**The exercise**
Copy all the material that follows, keeping every character the same.

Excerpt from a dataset
* START *

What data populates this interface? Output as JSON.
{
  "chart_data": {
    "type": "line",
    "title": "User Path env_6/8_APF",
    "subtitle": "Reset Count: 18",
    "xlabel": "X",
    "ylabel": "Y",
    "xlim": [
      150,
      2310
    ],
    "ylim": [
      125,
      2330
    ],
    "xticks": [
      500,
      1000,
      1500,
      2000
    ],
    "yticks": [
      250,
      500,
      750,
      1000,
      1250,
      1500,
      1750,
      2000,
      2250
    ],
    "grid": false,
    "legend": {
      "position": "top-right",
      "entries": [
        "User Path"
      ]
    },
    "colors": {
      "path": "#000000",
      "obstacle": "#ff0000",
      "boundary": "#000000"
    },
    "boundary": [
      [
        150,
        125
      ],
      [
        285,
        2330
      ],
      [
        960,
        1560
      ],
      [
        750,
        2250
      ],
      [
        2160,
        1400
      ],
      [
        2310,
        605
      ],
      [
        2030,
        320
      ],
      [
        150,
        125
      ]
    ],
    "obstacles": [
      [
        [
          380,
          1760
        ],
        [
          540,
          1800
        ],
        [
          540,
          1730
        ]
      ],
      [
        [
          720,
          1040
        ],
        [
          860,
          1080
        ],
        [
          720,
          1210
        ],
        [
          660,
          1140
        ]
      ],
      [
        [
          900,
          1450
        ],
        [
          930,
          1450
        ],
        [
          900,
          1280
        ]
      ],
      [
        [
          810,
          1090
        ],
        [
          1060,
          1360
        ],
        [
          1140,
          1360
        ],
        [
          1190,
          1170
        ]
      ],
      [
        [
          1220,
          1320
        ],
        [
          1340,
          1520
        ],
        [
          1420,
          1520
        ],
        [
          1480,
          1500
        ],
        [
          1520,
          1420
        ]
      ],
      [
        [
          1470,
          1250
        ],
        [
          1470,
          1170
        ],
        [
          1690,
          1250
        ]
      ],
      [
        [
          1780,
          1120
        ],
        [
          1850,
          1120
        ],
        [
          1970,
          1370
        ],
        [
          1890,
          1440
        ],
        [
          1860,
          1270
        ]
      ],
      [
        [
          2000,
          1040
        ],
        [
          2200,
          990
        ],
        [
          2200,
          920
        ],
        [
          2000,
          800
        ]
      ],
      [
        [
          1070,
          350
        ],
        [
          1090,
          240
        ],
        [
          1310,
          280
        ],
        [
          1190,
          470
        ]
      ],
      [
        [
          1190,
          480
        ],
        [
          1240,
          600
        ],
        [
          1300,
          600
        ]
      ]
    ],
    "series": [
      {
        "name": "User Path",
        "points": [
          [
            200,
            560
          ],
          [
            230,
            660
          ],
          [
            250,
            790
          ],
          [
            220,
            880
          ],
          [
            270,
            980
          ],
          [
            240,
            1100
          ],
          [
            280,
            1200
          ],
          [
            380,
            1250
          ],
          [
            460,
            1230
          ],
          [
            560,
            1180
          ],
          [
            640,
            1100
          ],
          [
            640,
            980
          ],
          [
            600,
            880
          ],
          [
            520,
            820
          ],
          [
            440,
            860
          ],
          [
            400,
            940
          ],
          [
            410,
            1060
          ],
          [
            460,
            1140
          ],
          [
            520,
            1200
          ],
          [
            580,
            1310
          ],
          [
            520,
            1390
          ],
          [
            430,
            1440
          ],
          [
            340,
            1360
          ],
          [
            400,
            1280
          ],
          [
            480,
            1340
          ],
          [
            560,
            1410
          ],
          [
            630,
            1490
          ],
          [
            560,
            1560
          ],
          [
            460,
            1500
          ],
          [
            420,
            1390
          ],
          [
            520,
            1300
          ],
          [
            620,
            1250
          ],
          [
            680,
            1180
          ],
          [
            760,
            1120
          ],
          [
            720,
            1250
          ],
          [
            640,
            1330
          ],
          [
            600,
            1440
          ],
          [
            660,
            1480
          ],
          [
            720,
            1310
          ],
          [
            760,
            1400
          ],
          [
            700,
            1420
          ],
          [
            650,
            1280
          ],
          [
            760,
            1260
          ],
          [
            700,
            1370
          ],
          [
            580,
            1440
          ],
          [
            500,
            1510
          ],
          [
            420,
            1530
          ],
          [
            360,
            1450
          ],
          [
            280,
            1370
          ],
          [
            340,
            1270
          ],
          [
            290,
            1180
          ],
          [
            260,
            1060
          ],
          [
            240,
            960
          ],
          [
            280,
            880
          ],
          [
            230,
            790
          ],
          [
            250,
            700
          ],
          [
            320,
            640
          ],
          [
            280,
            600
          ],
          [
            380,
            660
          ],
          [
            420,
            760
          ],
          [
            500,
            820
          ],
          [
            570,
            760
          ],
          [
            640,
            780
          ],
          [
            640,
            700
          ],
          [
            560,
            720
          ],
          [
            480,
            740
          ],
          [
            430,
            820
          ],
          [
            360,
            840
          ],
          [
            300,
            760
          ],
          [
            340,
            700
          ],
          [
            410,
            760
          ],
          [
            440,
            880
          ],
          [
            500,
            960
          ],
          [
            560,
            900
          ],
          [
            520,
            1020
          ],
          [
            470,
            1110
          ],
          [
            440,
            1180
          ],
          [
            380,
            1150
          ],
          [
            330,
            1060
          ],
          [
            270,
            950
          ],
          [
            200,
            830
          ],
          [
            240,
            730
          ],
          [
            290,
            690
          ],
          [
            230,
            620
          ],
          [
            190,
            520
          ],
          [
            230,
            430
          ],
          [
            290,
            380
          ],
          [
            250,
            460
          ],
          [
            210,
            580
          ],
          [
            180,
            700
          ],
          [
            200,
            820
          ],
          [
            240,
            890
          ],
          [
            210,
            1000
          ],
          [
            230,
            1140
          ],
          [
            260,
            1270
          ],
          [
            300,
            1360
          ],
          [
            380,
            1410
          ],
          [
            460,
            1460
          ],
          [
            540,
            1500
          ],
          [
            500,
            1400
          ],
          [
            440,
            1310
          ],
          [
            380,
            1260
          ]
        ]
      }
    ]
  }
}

* END *

**Task result**
What data populates this interface? Output as JSON.
{
  "chart_data": {
    "type": "line",
    "title": "User Path env_6/8_APF",
    "subtitle": "Reset Count: 18",
    "xlabel": "X",
    "ylabel": "Y",
    "xlim": [
      150,
      2310
    ],
    "ylim": [
      125,
      2330
    ],
    "xticks": [
      500,
      1000,
      1500,
      2000
    ],
    "yticks": [
      250,
      500,
      750,
      1000,
      1250,
      1500,
      1750,
      2000,
      2250
    ],
    "grid": false,
    "legend": {
      "position": "top-right",
      "entries": [
        "User Path"
      ]
    },
    "colors": {
      "path": "#000000",
      "obstacle": "#ff0000",
      "boundary": "#000000"
    },
    "boundary": [
      [
        150,
        125
      ],
      [
        285,
        2330
      ],
      [
        960,
        1560
      ],
      [
        750,
        2250
      ],
      [
        2160,
        1400
      ],
      [
        2310,
        605
      ],
      [
        2030,
        320
      ],
      [
        150,
        125
      ]
    ],
    "obstacles": [
      [
        [
          380,
          1760
        ],
        [
          540,
          1800
        ],
        [
          540,
          1730
        ]
      ],
      [
        [
          720,
          1040
        ],
        [
          860,
          1080
        ],
        [
          720,
          1210
        ],
        [
          660,
          1140
        ]
      ],
      [
        [
          900,
          1450
        ],
        [
          930,
          1450
        ],
        [
          900,
          1280
        ]
      ],
      [
        [
          810,
          1090
        ],
        [
          1060,
          1360
        ],
        [
          1140,
          1360
        ],
        [
          1190,
          1170
        ]
      ],
      [
        [
          1220,
          1320
        ],
        [
          1340,
          1520
        ],
        [
          1420,
          1520
        ],
        [
          1480,
          1500
        ],
        [
          1520,
          1420
        ]
      ],
      [
        [
          1470,
          1250
        ],
        [
          1470,
          1170
        ],
        [
          1690,
          1250
        ]
      ],
      [
        [
          1780,
          1120
        ],
        [
          1850,
          1120
        ],
        [
          1970,
          1370
        ],
        [
          1890,
          1440
        ],
        [
          1860,
          1270
        ]
      ],
      [
        [
          2000,
          1040
        ],
        [
          2200,
          990
        ],
        [
          2200,
          920
        ],
        [
          2000,
          800
        ]
      ],
      [
        [
          1070,
          350
        ],
        [
          1090,
          240
        ],
        [
          1310,
          280
        ],
        [
          1190,
          470
        ]
      ],
      [
        [
          1190,
          480
        ],
        [
          1240,
          600
        ],
        [
          1300,
          600
        ]
      ]
    ],
    "series": [
      {
        "name": "User Path",
        "points": [
          [
            200,
            560
          ],
          [
            230,
            660
          ],
          [
            250,
            790
          ],
          [
            220,
            880
          ],
          [
            270,
            980
          ],
          [
            240,
            1100
          ],
          [
            280,
            1200
          ],
          [
            380,
            1250
          ],
          [
            460,
            1230
          ],
          [
            560,
            1180
          ],
          [
            640,
            1100
          ],
          [
            640,
            980
          ],
          [
            600,
            880
          ],
          [
            520,
            820
          ],
          [
            440,
            860
          ],
          [
            400,
            940
          ],
          [
            410,
            1060
          ],
          [
            460,
            1140
          ],
          [
            520,
            1200
          ],
          [
            580,
            1310
          ],
          [
            520,
            1390
          ],
          [
            430,
            1440
          ],
          [
            340,
            1360
          ],
          [
            400,
            1280
          ],
          [
            480,
            1340
          ],
          [
            560,
            1410
          ],
          [
            630,
            1490
          ],
          [
            560,
            1560
          ],
          [
            460,
            1500
          ],
          [
            420,
            1390
          ],
          [
            520,
            1300
          ],
          [
            620,
            1250
          ],
          [
            680,
            1180
          ],
          [
            760,
            1120
          ],
          [
            720,
            1250
          ],
          [
            640,
            1330
          ],
          [
            600,
            1440
          ],
          [
            660,
            1480
          ],
          [
            720,
            1310
          ],
          [
            760,
            1400
          ],
          [
            700,
            1420
          ],
          [
            650,
            1280
          ],
          [
            760,
            1260
          ],
          [
            700,
            1370
          ],
          [
            580,
            1440
          ],
          [
            500,
            1510
          ],
          [
            420,
            1530
          ],
          [
            360,
            1450
          ],
          [
            280,
            1370
          ],
          [
            340,
            1270
          ],
          [
            290,
            1180
          ],
          [
            260,
            1060
          ],
          [
            240,
            960
          ],
          [
            280,
            880
          ],
          [
            230,
            790
          ],
          [
            250,
            700
          ],
          [
            320,
            640
          ],
          [
            280,
            600
          ],
          [
            380,
            660
          ],
          [
            420,
            760
          ],
          [
            500,
            820
          ],
          [
            570,
            760
          ],
          [
            640,
            780
          ],
          [
            640,
            700
          ],
          [
            560,
            720
          ],
          [
            480,
            740
          ],
          [
            430,
            820
          ],
          [
            360,
            840
          ],
          [
            300,
            760
          ],
          [
            340,
            700
          ],
          [
            410,
            760
          ],
          [
            440,
            880
          ],
          [
            500,
            960
          ],
          [
            560,
            900
          ],
          [
            520,
            1020
          ],
          [
            470,
            1110
          ],
          [
            440,
            1180
          ],
          [
            380,
            1150
          ],
          [
            330,
            1060
          ],
          [
            270,
            950
          ],
          [
            200,
            830
          ],
          [
            240,
            730
          ],
          [
            290,
            690
          ],
          [
            230,
            620
          ],
          [
            190,
            520
          ],
          [
            230,
            430
          ],
          [
            290,
            380
          ],
          [
            250,
            460
          ],
          [
            210,
            580
          ],
          [
            180,
            700
          ],
          [
            200,
            820
          ],
          [
            240,
            890
          ],
          [
            210,
            1000
          ],
          [
            230,
            1140
          ],
          [
            260,
            1270
          ],
          [
            300,
            1360
          ],
          [
            380,
            1410
          ],
          [
            460,
            1460
          ],
          [
            540,
            1500
          ],
          [
            500,
            1400
          ],
          [
            440,
            1310
          ],
          [
            380,
            1260
          ]
        ]
      }
    ]
  }
}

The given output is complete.